GOAL >>
Return exactly the span of lines that opens with the line containing "Read all visible content and emit it as JSON." and closes with the last line of the data, inclusive.

(begin)

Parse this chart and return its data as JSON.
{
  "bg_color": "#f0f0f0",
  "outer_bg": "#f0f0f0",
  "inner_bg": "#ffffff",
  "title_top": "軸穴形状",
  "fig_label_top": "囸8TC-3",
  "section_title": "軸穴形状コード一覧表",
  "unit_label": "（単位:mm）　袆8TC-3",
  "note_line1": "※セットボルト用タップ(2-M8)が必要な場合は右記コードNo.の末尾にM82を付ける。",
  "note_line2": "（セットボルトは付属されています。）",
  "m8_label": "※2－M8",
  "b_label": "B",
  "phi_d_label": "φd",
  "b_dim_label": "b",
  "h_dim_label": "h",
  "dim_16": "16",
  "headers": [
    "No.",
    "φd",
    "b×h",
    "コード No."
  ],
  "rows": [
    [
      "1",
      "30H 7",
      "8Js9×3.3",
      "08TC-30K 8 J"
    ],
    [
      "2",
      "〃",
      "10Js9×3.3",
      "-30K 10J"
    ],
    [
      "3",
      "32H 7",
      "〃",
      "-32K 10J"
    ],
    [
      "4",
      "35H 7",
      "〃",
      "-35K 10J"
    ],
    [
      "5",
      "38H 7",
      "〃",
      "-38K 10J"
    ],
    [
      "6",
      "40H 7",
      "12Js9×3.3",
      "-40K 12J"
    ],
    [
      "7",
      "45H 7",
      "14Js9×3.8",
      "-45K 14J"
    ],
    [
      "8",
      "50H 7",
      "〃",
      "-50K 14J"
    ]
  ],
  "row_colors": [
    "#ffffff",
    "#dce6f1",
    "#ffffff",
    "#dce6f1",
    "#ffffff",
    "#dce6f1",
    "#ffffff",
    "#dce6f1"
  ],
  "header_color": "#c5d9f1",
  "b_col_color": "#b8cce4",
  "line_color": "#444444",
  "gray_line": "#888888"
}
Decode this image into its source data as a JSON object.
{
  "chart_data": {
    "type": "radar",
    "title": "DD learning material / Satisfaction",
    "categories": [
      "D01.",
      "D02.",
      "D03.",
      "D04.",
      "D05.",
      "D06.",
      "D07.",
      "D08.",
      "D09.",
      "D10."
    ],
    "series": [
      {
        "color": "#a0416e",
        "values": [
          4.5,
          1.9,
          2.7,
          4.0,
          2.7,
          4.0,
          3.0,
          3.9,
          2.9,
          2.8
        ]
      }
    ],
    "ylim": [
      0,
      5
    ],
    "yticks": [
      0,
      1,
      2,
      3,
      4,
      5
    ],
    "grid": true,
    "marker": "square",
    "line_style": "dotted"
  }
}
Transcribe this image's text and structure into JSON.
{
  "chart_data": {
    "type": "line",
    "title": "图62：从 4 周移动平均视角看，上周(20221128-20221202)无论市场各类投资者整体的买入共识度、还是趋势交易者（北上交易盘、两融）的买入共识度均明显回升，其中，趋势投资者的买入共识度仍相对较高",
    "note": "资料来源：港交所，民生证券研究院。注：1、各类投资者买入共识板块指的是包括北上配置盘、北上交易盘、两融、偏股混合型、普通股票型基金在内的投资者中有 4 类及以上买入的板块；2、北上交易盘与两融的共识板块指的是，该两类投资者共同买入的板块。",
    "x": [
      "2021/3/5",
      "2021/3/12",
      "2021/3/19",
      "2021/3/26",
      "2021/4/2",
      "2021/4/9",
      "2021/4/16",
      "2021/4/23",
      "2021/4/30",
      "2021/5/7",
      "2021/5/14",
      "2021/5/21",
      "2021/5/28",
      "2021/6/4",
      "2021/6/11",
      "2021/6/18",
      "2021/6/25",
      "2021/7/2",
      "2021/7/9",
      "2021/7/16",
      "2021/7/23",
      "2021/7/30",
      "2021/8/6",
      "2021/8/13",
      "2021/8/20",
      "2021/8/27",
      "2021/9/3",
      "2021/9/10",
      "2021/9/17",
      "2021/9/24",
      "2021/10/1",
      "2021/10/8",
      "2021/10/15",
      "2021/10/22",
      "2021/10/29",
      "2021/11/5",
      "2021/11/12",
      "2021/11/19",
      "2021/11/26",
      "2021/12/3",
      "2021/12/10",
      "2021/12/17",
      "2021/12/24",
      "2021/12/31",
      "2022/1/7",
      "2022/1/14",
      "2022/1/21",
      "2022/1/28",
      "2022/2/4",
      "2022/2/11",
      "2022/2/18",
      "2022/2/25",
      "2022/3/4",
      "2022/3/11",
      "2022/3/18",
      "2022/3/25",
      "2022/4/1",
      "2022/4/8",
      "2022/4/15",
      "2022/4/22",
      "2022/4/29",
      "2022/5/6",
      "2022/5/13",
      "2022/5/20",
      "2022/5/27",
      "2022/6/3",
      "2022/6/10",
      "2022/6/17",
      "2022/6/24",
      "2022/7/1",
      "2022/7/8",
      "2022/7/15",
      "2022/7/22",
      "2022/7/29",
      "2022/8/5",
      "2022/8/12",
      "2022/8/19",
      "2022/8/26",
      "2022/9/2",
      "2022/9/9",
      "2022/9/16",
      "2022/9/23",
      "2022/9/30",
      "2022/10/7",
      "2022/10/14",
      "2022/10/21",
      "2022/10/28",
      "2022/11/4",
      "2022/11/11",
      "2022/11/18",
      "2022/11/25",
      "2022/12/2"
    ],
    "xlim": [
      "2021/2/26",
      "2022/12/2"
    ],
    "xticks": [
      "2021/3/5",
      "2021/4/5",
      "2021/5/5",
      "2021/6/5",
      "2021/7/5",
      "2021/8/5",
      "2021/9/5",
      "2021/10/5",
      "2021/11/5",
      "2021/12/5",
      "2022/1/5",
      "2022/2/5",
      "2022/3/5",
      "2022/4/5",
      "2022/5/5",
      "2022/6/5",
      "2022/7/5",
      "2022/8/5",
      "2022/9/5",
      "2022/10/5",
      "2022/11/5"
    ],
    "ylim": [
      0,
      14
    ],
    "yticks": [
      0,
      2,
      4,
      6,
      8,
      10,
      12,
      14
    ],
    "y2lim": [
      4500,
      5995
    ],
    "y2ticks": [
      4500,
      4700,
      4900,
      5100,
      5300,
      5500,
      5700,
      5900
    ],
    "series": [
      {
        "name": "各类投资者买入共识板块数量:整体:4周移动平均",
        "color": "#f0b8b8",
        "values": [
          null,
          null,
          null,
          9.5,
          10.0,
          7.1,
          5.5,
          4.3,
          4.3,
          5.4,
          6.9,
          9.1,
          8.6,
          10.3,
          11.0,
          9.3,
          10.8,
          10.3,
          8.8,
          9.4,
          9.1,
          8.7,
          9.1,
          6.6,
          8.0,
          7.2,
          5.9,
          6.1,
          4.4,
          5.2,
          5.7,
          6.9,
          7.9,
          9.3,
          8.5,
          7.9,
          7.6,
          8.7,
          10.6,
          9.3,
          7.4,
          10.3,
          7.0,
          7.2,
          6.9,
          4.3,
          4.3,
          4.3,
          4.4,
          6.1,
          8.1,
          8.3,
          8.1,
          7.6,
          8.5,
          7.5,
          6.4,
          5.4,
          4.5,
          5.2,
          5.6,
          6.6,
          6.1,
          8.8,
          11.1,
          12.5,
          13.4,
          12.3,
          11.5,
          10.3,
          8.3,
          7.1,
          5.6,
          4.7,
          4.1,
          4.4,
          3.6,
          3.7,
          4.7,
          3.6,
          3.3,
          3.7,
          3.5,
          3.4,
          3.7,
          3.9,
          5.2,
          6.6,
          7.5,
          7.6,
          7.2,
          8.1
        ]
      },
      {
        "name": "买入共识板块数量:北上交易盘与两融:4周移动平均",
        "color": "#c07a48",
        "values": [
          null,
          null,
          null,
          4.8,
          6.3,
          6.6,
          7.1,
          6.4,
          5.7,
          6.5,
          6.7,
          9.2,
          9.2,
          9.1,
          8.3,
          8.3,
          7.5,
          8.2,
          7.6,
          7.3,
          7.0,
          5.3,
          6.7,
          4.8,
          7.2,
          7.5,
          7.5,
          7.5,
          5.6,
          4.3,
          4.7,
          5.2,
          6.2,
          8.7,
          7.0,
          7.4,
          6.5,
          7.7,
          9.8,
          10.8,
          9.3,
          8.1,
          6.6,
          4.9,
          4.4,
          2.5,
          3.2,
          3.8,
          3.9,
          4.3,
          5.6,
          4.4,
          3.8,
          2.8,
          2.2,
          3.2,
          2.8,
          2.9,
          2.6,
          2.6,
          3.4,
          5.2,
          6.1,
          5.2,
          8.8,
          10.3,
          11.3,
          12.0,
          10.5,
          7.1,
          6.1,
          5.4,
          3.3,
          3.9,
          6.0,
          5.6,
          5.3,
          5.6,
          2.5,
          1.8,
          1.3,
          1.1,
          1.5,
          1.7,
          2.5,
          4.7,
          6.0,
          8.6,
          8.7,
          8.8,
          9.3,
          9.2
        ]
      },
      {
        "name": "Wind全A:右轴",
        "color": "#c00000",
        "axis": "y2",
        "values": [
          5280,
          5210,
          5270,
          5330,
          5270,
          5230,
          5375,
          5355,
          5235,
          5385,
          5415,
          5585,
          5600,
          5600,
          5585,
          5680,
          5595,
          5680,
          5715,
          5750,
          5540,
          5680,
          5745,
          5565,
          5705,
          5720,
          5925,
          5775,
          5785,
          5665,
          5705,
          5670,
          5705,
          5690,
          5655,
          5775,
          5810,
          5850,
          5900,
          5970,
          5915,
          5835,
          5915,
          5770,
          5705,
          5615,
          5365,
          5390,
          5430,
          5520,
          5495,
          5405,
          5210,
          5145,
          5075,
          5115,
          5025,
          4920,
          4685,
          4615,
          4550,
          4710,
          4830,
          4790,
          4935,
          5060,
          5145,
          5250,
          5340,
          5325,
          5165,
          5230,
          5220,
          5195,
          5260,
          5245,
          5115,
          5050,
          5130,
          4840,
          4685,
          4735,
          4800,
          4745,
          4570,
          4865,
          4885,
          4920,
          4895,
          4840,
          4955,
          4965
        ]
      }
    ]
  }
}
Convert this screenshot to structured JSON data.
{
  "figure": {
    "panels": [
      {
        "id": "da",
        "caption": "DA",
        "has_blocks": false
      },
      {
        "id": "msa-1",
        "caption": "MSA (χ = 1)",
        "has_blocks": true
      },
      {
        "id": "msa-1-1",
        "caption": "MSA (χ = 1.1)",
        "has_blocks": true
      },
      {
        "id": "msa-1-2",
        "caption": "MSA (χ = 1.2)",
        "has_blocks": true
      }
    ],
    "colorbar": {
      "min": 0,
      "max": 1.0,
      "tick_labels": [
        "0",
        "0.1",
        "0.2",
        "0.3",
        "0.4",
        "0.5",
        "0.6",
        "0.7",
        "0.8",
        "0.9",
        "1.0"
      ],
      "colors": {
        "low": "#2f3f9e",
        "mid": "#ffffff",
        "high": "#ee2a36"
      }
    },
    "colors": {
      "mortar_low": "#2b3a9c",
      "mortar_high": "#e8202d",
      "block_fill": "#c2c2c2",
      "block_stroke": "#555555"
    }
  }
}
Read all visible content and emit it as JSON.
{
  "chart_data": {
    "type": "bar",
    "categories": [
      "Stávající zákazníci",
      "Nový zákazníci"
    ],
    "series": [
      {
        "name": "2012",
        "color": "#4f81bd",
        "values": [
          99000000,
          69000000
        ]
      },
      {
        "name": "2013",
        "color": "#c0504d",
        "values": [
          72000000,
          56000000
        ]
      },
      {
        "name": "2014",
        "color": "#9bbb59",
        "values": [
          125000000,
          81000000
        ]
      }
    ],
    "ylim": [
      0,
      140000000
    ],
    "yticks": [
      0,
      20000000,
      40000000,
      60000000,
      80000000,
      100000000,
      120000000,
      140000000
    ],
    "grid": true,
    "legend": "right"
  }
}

(end)

EXERCISE SOLUTION >>
Read all visible content and emit it as JSON.
{
  "chart_data": {
    "type": "bar",
    "categories": [
      "Stávající zákazníci",
      "Nový zákazníci"
    ],
    "series": [
      {
        "name": "2012",
        "color": "#4f81bd",
        "values": [
          99000000,
          69000000
        ]
      },
      {
        "name": "2013",
        "color": "#c0504d",
        "values": [
          72000000,
          56000000
        ]
      },
      {
        "name": "2014",
        "color": "#9bbb59",
        "values": [
          125000000,
          81000000
        ]
      }
    ],
    "ylim": [
      0,
      140000000
    ],
    "yticks": [
      0,
      20000000,
      40000000,
      60000000,
      80000000,
      100000000,
      120000000,
      140000000
    ],
    "grid": true,
    "legend": "right"
  }
}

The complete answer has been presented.